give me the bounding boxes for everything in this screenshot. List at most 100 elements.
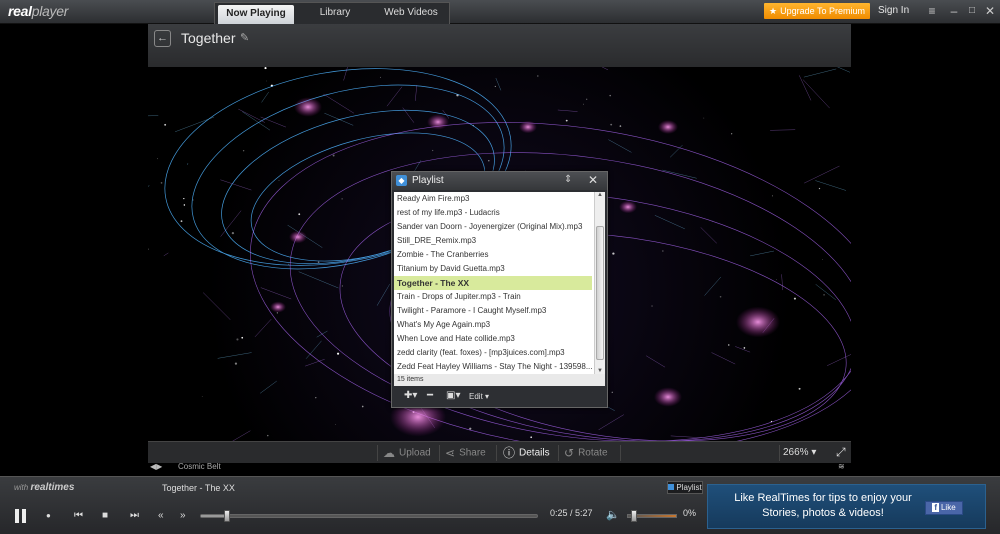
playlist-title: Playlist: [412, 175, 444, 186]
upgrade-label: Upgrade To Premium: [780, 6, 865, 16]
realtimes-label: realtimes: [30, 482, 75, 493]
volume-icon[interactable]: 🔈: [606, 508, 620, 521]
playlist-item[interactable]: zedd clarity (feat. foxes) - [mp3juices.…: [394, 346, 592, 360]
video-toolbar: ☁ Upload ⋖ Share ⓘ Details ↺ Rotate 266% ▾ ⤢: [148, 441, 851, 463]
playlist-toggle-button[interactable]: Playlist: [667, 481, 703, 494]
playlist-item[interactable]: Still_DRE_Remix.mp3: [394, 234, 592, 248]
playlist-item[interactable]: rest of my life.mp3 - Ludacris: [394, 206, 592, 220]
transport-bar: with realtimes Together - The XX Playlis…: [0, 476, 1000, 534]
fullscreen-icon[interactable]: ⤢: [836, 445, 846, 460]
wave-icon[interactable]: ≋: [838, 462, 845, 471]
playlist-toggle-label: Playlist: [676, 483, 702, 492]
video-area: ← Together ✎ ◆ Playlist ⇕ ✕ Ready Aim Fi…: [0, 24, 1000, 472]
zoom-dropdown[interactable]: 266% ▾: [783, 442, 816, 464]
close-icon[interactable]: ✕: [982, 3, 998, 19]
cloud-upload-icon: ☁: [383, 446, 395, 460]
playlist-item[interactable]: Together - The XX: [394, 276, 592, 290]
stop-icon[interactable]: ■: [102, 509, 108, 523]
collapse-icon[interactable]: ⇕: [564, 174, 572, 185]
main-tabs: Now Playing Library Web Videos: [214, 2, 450, 24]
edit-menu[interactable]: Edit ▾: [469, 392, 489, 401]
add-icon[interactable]: ✚▾: [404, 390, 417, 401]
maximize-icon[interactable]: □: [964, 3, 980, 19]
fast-forward-icon[interactable]: »: [180, 509, 186, 523]
playlist-logo-icon: ◆: [396, 175, 407, 186]
video-header: ← Together ✎: [148, 24, 851, 67]
pause-button[interactable]: [12, 507, 30, 525]
visualization-switch-icon[interactable]: ◀▶: [150, 462, 162, 471]
playlist-item[interactable]: Zombie - The Cranberries: [394, 248, 592, 262]
playlist-item[interactable]: Titanium by David Guetta.mp3: [394, 262, 592, 276]
share-icon: ⋖: [445, 446, 456, 460]
rotate-label: Rotate: [578, 447, 608, 459]
rotate-icon: ↺: [564, 446, 575, 460]
details-label: Details: [519, 447, 550, 459]
seek-handle[interactable]: [223, 510, 230, 522]
playlist-close-icon[interactable]: ✕: [588, 173, 598, 187]
zoom-label: 266%: [783, 447, 809, 458]
share-label: Share: [459, 447, 486, 459]
scroll-up-icon[interactable]: ▲: [595, 192, 605, 198]
upload-label: Upload: [399, 447, 431, 459]
facebook-icon: f: [932, 503, 939, 512]
upgrade-premium-button[interactable]: ★ Upgrade To Premium: [764, 3, 870, 19]
playlist-scrollbar[interactable]: ▲ ▼: [594, 192, 605, 374]
now-playing-title: Together - The XX: [162, 483, 235, 493]
volume-percent: 0%: [683, 508, 697, 518]
pause-bar: [15, 509, 19, 523]
volume-slider[interactable]: [627, 510, 677, 522]
previous-track-icon[interactable]: ⏮: [74, 509, 83, 523]
time-display: 0:25 / 5:27: [550, 508, 593, 518]
facebook-like-button[interactable]: f Like: [925, 501, 963, 515]
back-button[interactable]: ←: [154, 30, 171, 47]
playlist-item[interactable]: Train - Drops of Jupiter.mp3 - Train: [394, 290, 592, 304]
tab-library[interactable]: Library: [297, 3, 373, 24]
video-title: Together: [181, 30, 236, 46]
info-icon: ⓘ: [503, 446, 516, 460]
playlist-count: 15 items: [394, 374, 605, 386]
playlist-toolbar: ✚▾ ━ ▣▾ Edit ▾: [394, 388, 605, 405]
playlist-list: Ready Aim Fire.mp3 rest of my life.mp3 - …: [394, 192, 605, 374]
playlist-item[interactable]: Ready Aim Fire.mp3: [394, 192, 592, 206]
divider: [439, 445, 440, 461]
realplayer-logo[interactable]: realplayer: [8, 3, 68, 19]
logo-text-player: player: [31, 3, 69, 19]
divider: [620, 445, 621, 461]
playlist-item[interactable]: Twilight - Paramore - I Caught Myself.mp…: [394, 304, 592, 318]
upload-button[interactable]: ☁ Upload: [383, 442, 431, 464]
menu-icon[interactable]: ≡: [924, 3, 940, 19]
arrow-left-icon: ←: [157, 32, 168, 44]
sign-in-link[interactable]: Sign In: [878, 5, 909, 16]
divider: [377, 445, 378, 461]
logo-text-real: real: [8, 3, 32, 19]
with-label: with: [14, 483, 29, 492]
save-icon[interactable]: ▣▾: [446, 390, 460, 401]
remove-icon[interactable]: ━: [427, 390, 433, 401]
playlist-panel: ◆ Playlist ⇕ ✕ Ready Aim Fire.mp3 rest of…: [391, 171, 608, 408]
rewind-icon[interactable]: «: [158, 509, 164, 523]
playlist-item[interactable]: Sander van Doorn - Joyenergizer (Origina…: [394, 220, 592, 234]
edit-label: Edit: [469, 392, 483, 401]
details-button[interactable]: ⓘ Details: [503, 442, 550, 464]
realtimes-badge[interactable]: with realtimes: [14, 482, 74, 493]
volume-handle[interactable]: [631, 510, 637, 522]
next-track-icon[interactable]: ⏭: [130, 509, 139, 523]
pencil-icon[interactable]: ✎: [240, 31, 249, 44]
tab-web-videos[interactable]: Web Videos: [373, 3, 449, 24]
divider: [558, 445, 559, 461]
playlist-header[interactable]: ◆ Playlist ⇕ ✕: [392, 172, 607, 190]
minimize-icon[interactable]: –: [946, 3, 962, 19]
divider: [496, 445, 497, 461]
like-label: Like: [940, 503, 956, 512]
playlist-item[interactable]: Zedd Feat Hayley Williams - Stay The Nig…: [394, 360, 592, 374]
scrollbar-thumb[interactable]: [596, 226, 604, 360]
record-icon[interactable]: ●: [46, 509, 51, 523]
rotate-button[interactable]: ↺ Rotate: [564, 442, 608, 464]
tab-now-playing[interactable]: Now Playing: [218, 5, 294, 24]
promo-text: Like RealTimes for tips to enjoy your St…: [734, 492, 912, 519]
playlist-item[interactable]: What's My Age Again.mp3: [394, 318, 592, 332]
seek-bar[interactable]: [200, 510, 538, 522]
playlist-item[interactable]: When Love and Hate collide.mp3: [394, 332, 592, 346]
realtimes-promo[interactable]: Like RealTimes for tips to enjoy your St…: [707, 484, 986, 529]
share-button[interactable]: ⋖ Share: [445, 442, 486, 464]
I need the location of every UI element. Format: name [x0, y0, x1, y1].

■ ■ ■ ■ ■ ■ ■

Reproduce all of the items above word for word, leaving out the pictures.

give me the bounding boxes for everything in this screenshot. List at most 100 elements.
playlist-title: Playlist: [412, 175, 444, 186]
upgrade-label: Upgrade To Premium: [780, 6, 865, 16]
realtimes-label: realtimes: [30, 482, 75, 493]
volume-icon[interactable]: 🔈: [606, 508, 620, 521]
playlist-item[interactable]: zedd clarity (feat. foxes) - [mp3juices.…: [394, 346, 592, 360]
video-toolbar: ☁ Upload ⋖ Share ⓘ Details ↺ Rotate 266% ▾ ⤢: [148, 441, 851, 463]
playlist-toggle-button[interactable]: Playlist: [667, 481, 703, 494]
playlist-item[interactable]: Still_DRE_Remix.mp3: [394, 234, 592, 248]
playlist-item[interactable]: rest of my life.mp3 - Ludacris: [394, 206, 592, 220]
transport-bar: with realtimes Together - The XX Playlis…: [0, 476, 1000, 534]
fullscreen-icon[interactable]: ⤢: [836, 445, 846, 460]
wave-icon[interactable]: ≋: [838, 462, 845, 471]
playlist-toggle-label: Playlist: [676, 483, 702, 492]
video-area: ← Together ✎ ◆ Playlist ⇕ ✕ Ready Aim Fi…: [0, 24, 1000, 472]
zoom-dropdown[interactable]: 266% ▾: [783, 442, 816, 464]
close-icon[interactable]: ✕: [982, 3, 998, 19]
cloud-upload-icon: ☁: [383, 446, 395, 460]
playlist-item[interactable]: Together - The XX: [394, 276, 592, 290]
stop-icon[interactable]: ■: [102, 509, 108, 523]
collapse-icon[interactable]: ⇕: [564, 174, 572, 185]
main-tabs: Now Playing Library Web Videos: [214, 2, 450, 24]
edit-menu[interactable]: Edit ▾: [469, 392, 489, 401]
add-icon[interactable]: ✚▾: [404, 390, 417, 401]
maximize-icon[interactable]: □: [964, 3, 980, 19]
fast-forward-icon[interactable]: »: [180, 509, 186, 523]
playlist-logo-icon: ◆: [396, 175, 407, 186]
video-header: ← Together ✎: [148, 24, 851, 67]
pause-button[interactable]: [12, 507, 30, 525]
visualization-switch-icon[interactable]: ◀▶: [150, 462, 162, 471]
playlist-item[interactable]: Zombie - The Cranberries: [394, 248, 592, 262]
playlist-item[interactable]: Titanium by David Guetta.mp3: [394, 262, 592, 276]
share-icon: ⋖: [445, 446, 456, 460]
rotate-label: Rotate: [578, 447, 608, 459]
rotate-icon: ↺: [564, 446, 575, 460]
details-label: Details: [519, 447, 550, 459]
seek-handle[interactable]: [223, 510, 230, 522]
playlist-close-icon[interactable]: ✕: [588, 173, 598, 187]
zoom-label: 266%: [783, 447, 809, 458]
share-label: Share: [459, 447, 486, 459]
scroll-up-icon[interactable]: ▲: [595, 192, 605, 198]
upload-label: Upload: [399, 447, 431, 459]
facebook-icon: f: [932, 503, 939, 512]
upgrade-premium-button[interactable]: ★ Upgrade To Premium: [764, 3, 870, 19]
playlist-scrollbar[interactable]: ▲ ▼: [594, 192, 605, 374]
now-playing-title: Together - The XX: [162, 483, 235, 493]
volume-percent: 0%: [683, 508, 697, 518]
pause-bar: [15, 509, 19, 523]
volume-slider[interactable]: [627, 510, 677, 522]
previous-track-icon[interactable]: ⏮: [74, 509, 83, 523]
time-display: 0:25 / 5:27: [550, 508, 593, 518]
facebook-like-button[interactable]: f Like: [925, 501, 963, 515]
back-button[interactable]: ←: [154, 30, 171, 47]
playlist-item[interactable]: Train - Drops of Jupiter.mp3 - Train: [394, 290, 592, 304]
tab-library[interactable]: Library: [297, 3, 373, 24]
video-title: Together: [181, 30, 236, 46]
info-icon: ⓘ: [503, 446, 516, 460]
playlist-count: 15 items: [394, 374, 605, 386]
playlist-toolbar: ✚▾ ━ ▣▾ Edit ▾: [394, 388, 605, 405]
playlist-list: Ready Aim Fire.mp3 rest of my life.mp3 - …: [394, 192, 605, 374]
playlist-item[interactable]: Ready Aim Fire.mp3: [394, 192, 592, 206]
divider: [439, 445, 440, 461]
realplayer-logo[interactable]: realplayer: [8, 3, 68, 19]
logo-text-player: player: [31, 3, 69, 19]
divider: [620, 445, 621, 461]
playlist-item[interactable]: Twilight - Paramore - I Caught Myself.mp…: [394, 304, 592, 318]
upload-button[interactable]: ☁ Upload: [383, 442, 431, 464]
menu-icon[interactable]: ≡: [924, 3, 940, 19]
arrow-left-icon: ←: [157, 32, 168, 44]
sign-in-link[interactable]: Sign In: [878, 5, 909, 16]
divider: [377, 445, 378, 461]
logo-text-real: real: [8, 3, 32, 19]
with-label: with: [14, 483, 29, 492]
save-icon[interactable]: ▣▾: [446, 390, 460, 401]
remove-icon[interactable]: ━: [427, 390, 433, 401]
playlist-panel: ◆ Playlist ⇕ ✕ Ready Aim Fire.mp3 rest of…: [391, 171, 608, 408]
rewind-icon[interactable]: «: [158, 509, 164, 523]
playlist-item[interactable]: Sander van Doorn - Joyenergizer (Origina…: [394, 220, 592, 234]
edit-label: Edit: [469, 392, 483, 401]
details-button[interactable]: ⓘ Details: [503, 442, 550, 464]
realtimes-badge[interactable]: with realtimes: [14, 482, 74, 493]
volume-handle[interactable]: [631, 510, 637, 522]
next-track-icon[interactable]: ⏭: [130, 509, 139, 523]
pencil-icon[interactable]: ✎: [240, 31, 249, 44]
tab-web-videos[interactable]: Web Videos: [373, 3, 449, 24]
divider: [558, 445, 559, 461]
playlist-header[interactable]: ◆ Playlist ⇕ ✕: [392, 172, 607, 190]
minimize-icon[interactable]: –: [946, 3, 962, 19]
divider: [496, 445, 497, 461]
like-label: Like: [940, 503, 956, 512]
playlist-item[interactable]: Zedd Feat Hayley Williams - Stay The Nig…: [394, 360, 592, 374]
scrollbar-thumb[interactable]: [596, 226, 604, 360]
record-icon[interactable]: ●: [46, 509, 51, 523]
rotate-button[interactable]: ↺ Rotate: [564, 442, 608, 464]
tab-now-playing[interactable]: Now Playing: [218, 5, 294, 24]
promo-text: Like RealTimes for tips to enjoy your St…: [734, 492, 912, 519]
playlist-item[interactable]: What's My Age Again.mp3: [394, 318, 592, 332]
seek-bar[interactable]: [200, 510, 538, 522]
playlist-item[interactable]: When Love and Hate collide.mp3: [394, 332, 592, 346]
realtimes-promo[interactable]: Like RealTimes for tips to enjoy your St…: [707, 484, 986, 529]
share-button[interactable]: ⋖ Share: [445, 442, 486, 464]
I need the location of every UI element. Format: name [x0, y0, x1, y1].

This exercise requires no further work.